Stated goal
Restate the whole listing word for word. Pictures are left out.

The records
════

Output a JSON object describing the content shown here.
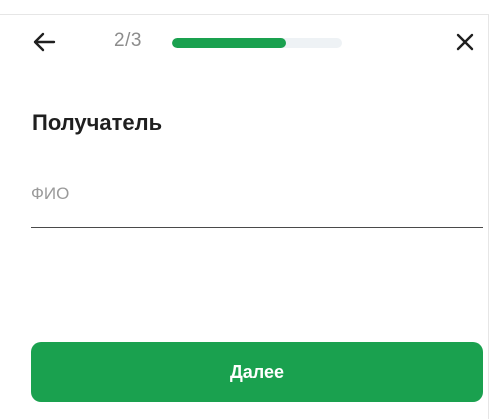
{
  "header": {
    "back_icon": "arrow-left-icon",
    "step": "2/3",
    "progress": 0.67,
    "close_icon": "close-icon",
    "accent_color": "#1aa14f"
  },
  "form": {
    "title": "Получатель",
    "name_field": {
      "placeholder": "ФИО",
      "value": ""
    }
  },
  "actions": {
    "next_label": "Далее"
  }
}
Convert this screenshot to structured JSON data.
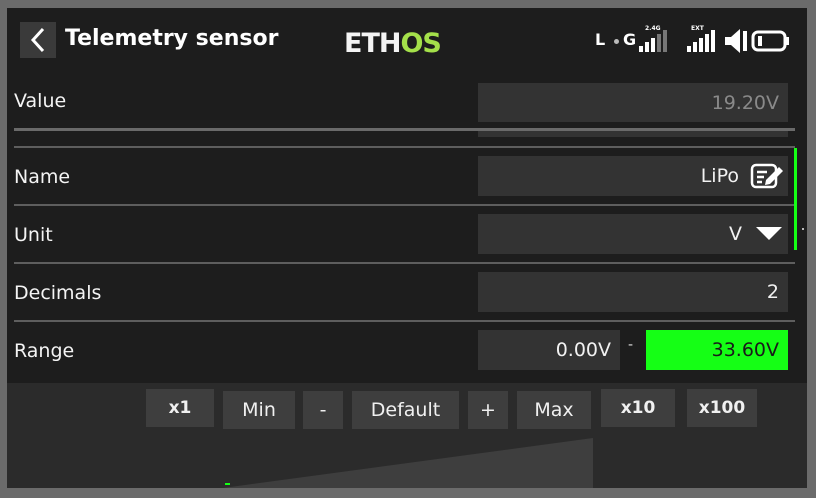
{
  "header": {
    "title": "Telemetry sensor",
    "logo_part1": "ETH",
    "logo_part2": "OS",
    "status": {
      "l_label": "L",
      "g_label": "G",
      "band_label": "2.4G",
      "ext_label": "EXT"
    }
  },
  "rows": {
    "value": {
      "label": "Value",
      "value": "19.20V"
    },
    "name": {
      "label": "Name",
      "value": "LiPo"
    },
    "unit": {
      "label": "Unit",
      "value": "V"
    },
    "decimals": {
      "label": "Decimals",
      "value": "2"
    },
    "range": {
      "label": "Range",
      "min": "0.00V",
      "separator": "-",
      "max": "33.60V"
    }
  },
  "toolbar": {
    "x1": "x1",
    "min": "Min",
    "minus": "-",
    "default": "Default",
    "plus": "+",
    "max": "Max",
    "x10": "x10",
    "x100": "x100"
  },
  "colors": {
    "accent_green": "#15ff15",
    "logo_green": "#a4e04a",
    "field_bg": "#333333",
    "screen_bg": "#1d1d1d"
  },
  "icons": [
    "back-arrow-icon",
    "edit-icon",
    "dropdown-arrow-icon",
    "signal-bars-icon",
    "speaker-icon",
    "battery-icon"
  ]
}
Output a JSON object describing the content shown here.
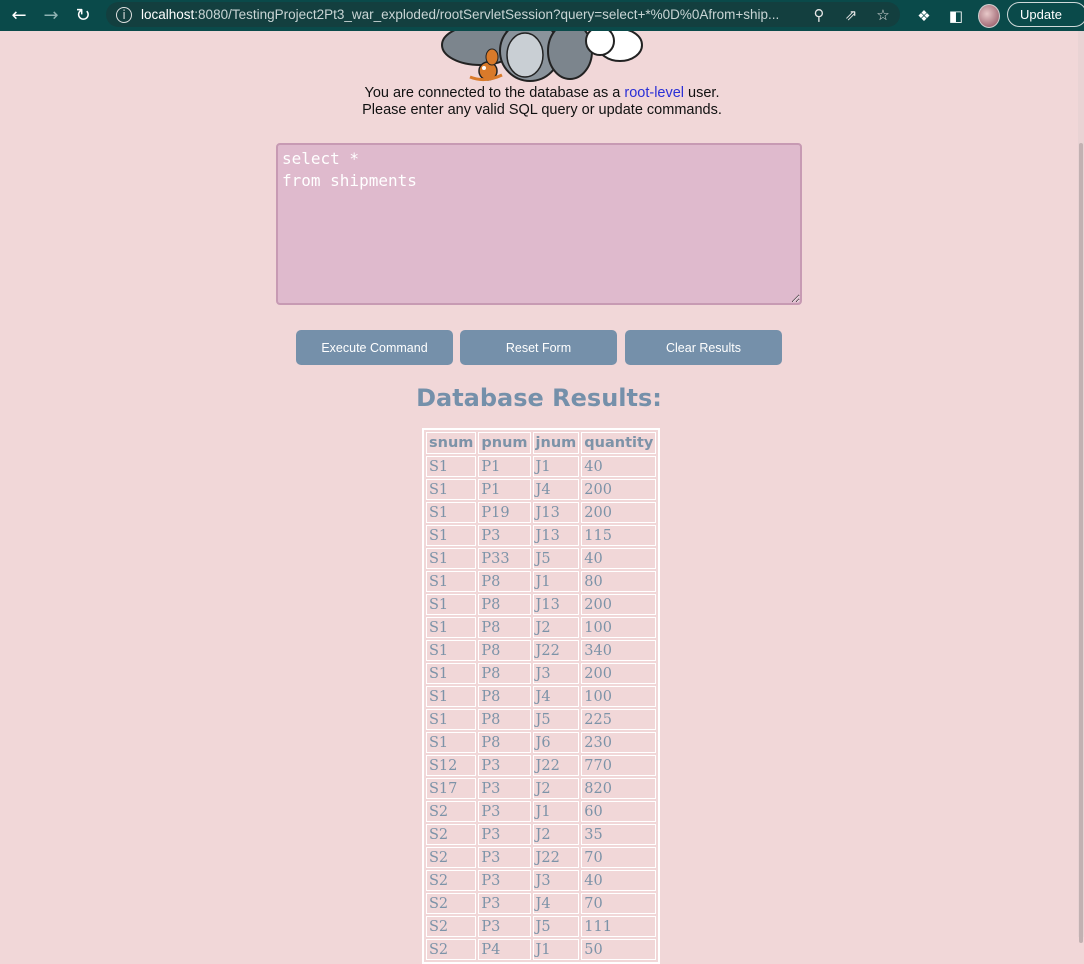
{
  "browser": {
    "url_host": "localhost",
    "url_rest": ":8080/TestingProject2Pt3_war_exploded/rootServletSession?query=select+*%0D%0Afrom+ship...",
    "update_label": "Update"
  },
  "intro": {
    "line1_before": "You are connected to the database as a ",
    "line1_link": "root-level",
    "line1_after": " user.",
    "line2": "Please enter any valid SQL query or update commands."
  },
  "query": {
    "value": "select *\nfrom shipments"
  },
  "buttons": {
    "execute": "Execute Command",
    "reset": "Reset Form",
    "clear": "Clear Results"
  },
  "results": {
    "title": "Database Results:",
    "columns": [
      "snum",
      "pnum",
      "jnum",
      "quantity"
    ],
    "rows": [
      [
        "S1",
        "P1",
        "J1",
        "40"
      ],
      [
        "S1",
        "P1",
        "J4",
        "200"
      ],
      [
        "S1",
        "P19",
        "J13",
        "200"
      ],
      [
        "S1",
        "P3",
        "J13",
        "115"
      ],
      [
        "S1",
        "P33",
        "J5",
        "40"
      ],
      [
        "S1",
        "P8",
        "J1",
        "80"
      ],
      [
        "S1",
        "P8",
        "J13",
        "200"
      ],
      [
        "S1",
        "P8",
        "J2",
        "100"
      ],
      [
        "S1",
        "P8",
        "J22",
        "340"
      ],
      [
        "S1",
        "P8",
        "J3",
        "200"
      ],
      [
        "S1",
        "P8",
        "J4",
        "100"
      ],
      [
        "S1",
        "P8",
        "J5",
        "225"
      ],
      [
        "S1",
        "P8",
        "J6",
        "230"
      ],
      [
        "S12",
        "P3",
        "J22",
        "770"
      ],
      [
        "S17",
        "P3",
        "J2",
        "820"
      ],
      [
        "S2",
        "P3",
        "J1",
        "60"
      ],
      [
        "S2",
        "P3",
        "J2",
        "35"
      ],
      [
        "S2",
        "P3",
        "J22",
        "70"
      ],
      [
        "S2",
        "P3",
        "J3",
        "40"
      ],
      [
        "S2",
        "P3",
        "J4",
        "70"
      ],
      [
        "S2",
        "P3",
        "J5",
        "111"
      ],
      [
        "S2",
        "P4",
        "J1",
        "50"
      ]
    ]
  }
}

════

Solved problem
Output a JSON object describing the content shown here.
{
  "header": {
    "back_icon": "arrow-left-icon",
    "step": "2/3",
    "progress": 0.67,
    "close_icon": "close-icon",
    "accent_color": "#1aa14f"
  },
  "form": {
    "title": "Получатель",
    "name_field": {
      "placeholder": "ФИО",
      "value": ""
    }
  },
  "actions": {
    "next_label": "Далее"
  }
}
Convert this screenshot to structured JSON data.
{
  "header": {
    "title": "Telemetry sensor",
    "logo_part1": "ETH",
    "logo_part2": "OS",
    "status": {
      "l_label": "L",
      "g_label": "G",
      "band_label": "2.4G",
      "ext_label": "EXT"
    }
  },
  "rows": {
    "value": {
      "label": "Value",
      "value": "19.20V"
    },
    "name": {
      "label": "Name",
      "value": "LiPo"
    },
    "unit": {
      "label": "Unit",
      "value": "V"
    },
    "decimals": {
      "label": "Decimals",
      "value": "2"
    },
    "range": {
      "label": "Range",
      "min": "0.00V",
      "separator": "-",
      "max": "33.60V"
    }
  },
  "toolbar": {
    "x1": "x1",
    "min": "Min",
    "minus": "-",
    "default": "Default",
    "plus": "+",
    "max": "Max",
    "x10": "x10",
    "x100": "x100"
  },
  "colors": {
    "accent_green": "#15ff15",
    "logo_green": "#a4e04a",
    "field_bg": "#333333",
    "screen_bg": "#1d1d1d"
  },
  "icons": [
    "back-arrow-icon",
    "edit-icon",
    "dropdown-arrow-icon",
    "signal-bars-icon",
    "speaker-icon",
    "battery-icon"
  ]
}
Output a JSON object describing the content shown here.
{
  "browser": {
    "url_host": "localhost",
    "url_rest": ":8080/TestingProject2Pt3_war_exploded/rootServletSession?query=select+*%0D%0Afrom+ship...",
    "update_label": "Update"
  },
  "intro": {
    "line1_before": "You are connected to the database as a ",
    "line1_link": "root-level",
    "line1_after": " user.",
    "line2": "Please enter any valid SQL query or update commands."
  },
  "query": {
    "value": "select *\nfrom shipments"
  },
  "buttons": {
    "execute": "Execute Command",
    "reset": "Reset Form",
    "clear": "Clear Results"
  },
  "results": {
    "title": "Database Results:",
    "columns": [
      "snum",
      "pnum",
      "jnum",
      "quantity"
    ],
    "rows": [
      [
        "S1",
        "P1",
        "J1",
        "40"
      ],
      [
        "S1",
        "P1",
        "J4",
        "200"
      ],
      [
        "S1",
        "P19",
        "J13",
        "200"
      ],
      [
        "S1",
        "P3",
        "J13",
        "115"
      ],
      [
        "S1",
        "P33",
        "J5",
        "40"
      ],
      [
        "S1",
        "P8",
        "J1",
        "80"
      ],
      [
        "S1",
        "P8",
        "J13",
        "200"
      ],
      [
        "S1",
        "P8",
        "J2",
        "100"
      ],
      [
        "S1",
        "P8",
        "J22",
        "340"
      ],
      [
        "S1",
        "P8",
        "J3",
        "200"
      ],
      [
        "S1",
        "P8",
        "J4",
        "100"
      ],
      [
        "S1",
        "P8",
        "J5",
        "225"
      ],
      [
        "S1",
        "P8",
        "J6",
        "230"
      ],
      [
        "S12",
        "P3",
        "J22",
        "770"
      ],
      [
        "S17",
        "P3",
        "J2",
        "820"
      ],
      [
        "S2",
        "P3",
        "J1",
        "60"
      ],
      [
        "S2",
        "P3",
        "J2",
        "35"
      ],
      [
        "S2",
        "P3",
        "J22",
        "70"
      ],
      [
        "S2",
        "P3",
        "J3",
        "40"
      ],
      [
        "S2",
        "P3",
        "J4",
        "70"
      ],
      [
        "S2",
        "P3",
        "J5",
        "111"
      ],
      [
        "S2",
        "P4",
        "J1",
        "50"
      ]
    ]
  }
}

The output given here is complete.